Exercise aim: Retype the records that come next, word for word.

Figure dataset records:

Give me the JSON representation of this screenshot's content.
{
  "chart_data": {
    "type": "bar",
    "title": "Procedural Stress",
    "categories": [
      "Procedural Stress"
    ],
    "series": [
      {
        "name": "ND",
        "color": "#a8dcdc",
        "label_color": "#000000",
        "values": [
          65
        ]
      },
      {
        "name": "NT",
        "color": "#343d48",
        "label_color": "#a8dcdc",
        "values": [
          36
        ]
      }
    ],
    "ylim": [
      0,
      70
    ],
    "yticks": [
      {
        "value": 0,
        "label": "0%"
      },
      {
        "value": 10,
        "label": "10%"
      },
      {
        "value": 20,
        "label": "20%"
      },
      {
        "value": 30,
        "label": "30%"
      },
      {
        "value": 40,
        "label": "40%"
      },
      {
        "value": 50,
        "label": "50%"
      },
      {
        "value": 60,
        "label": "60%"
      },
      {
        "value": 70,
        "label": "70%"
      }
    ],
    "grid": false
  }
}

Result for this exercise:
Give me the JSON representation of this screenshot's content.
{
  "chart_data": {
    "type": "bar",
    "title": "Procedural Stress",
    "categories": [
      "Procedural Stress"
    ],
    "series": [
      {
        "name": "ND",
        "color": "#a8dcdc",
        "label_color": "#000000",
        "values": [
          65
        ]
      },
      {
        "name": "NT",
        "color": "#343d48",
        "label_color": "#a8dcdc",
        "values": [
          36
        ]
      }
    ],
    "ylim": [
      0,
      70
    ],
    "yticks": [
      {
        "value": 0,
        "label": "0%"
      },
      {
        "value": 10,
        "label": "10%"
      },
      {
        "value": 20,
        "label": "20%"
      },
      {
        "value": 30,
        "label": "30%"
      },
      {
        "value": 40,
        "label": "40%"
      },
      {
        "value": 50,
        "label": "50%"
      },
      {
        "value": 60,
        "label": "60%"
      },
      {
        "value": 70,
        "label": "70%"
      }
    ],
    "grid": false
  }
}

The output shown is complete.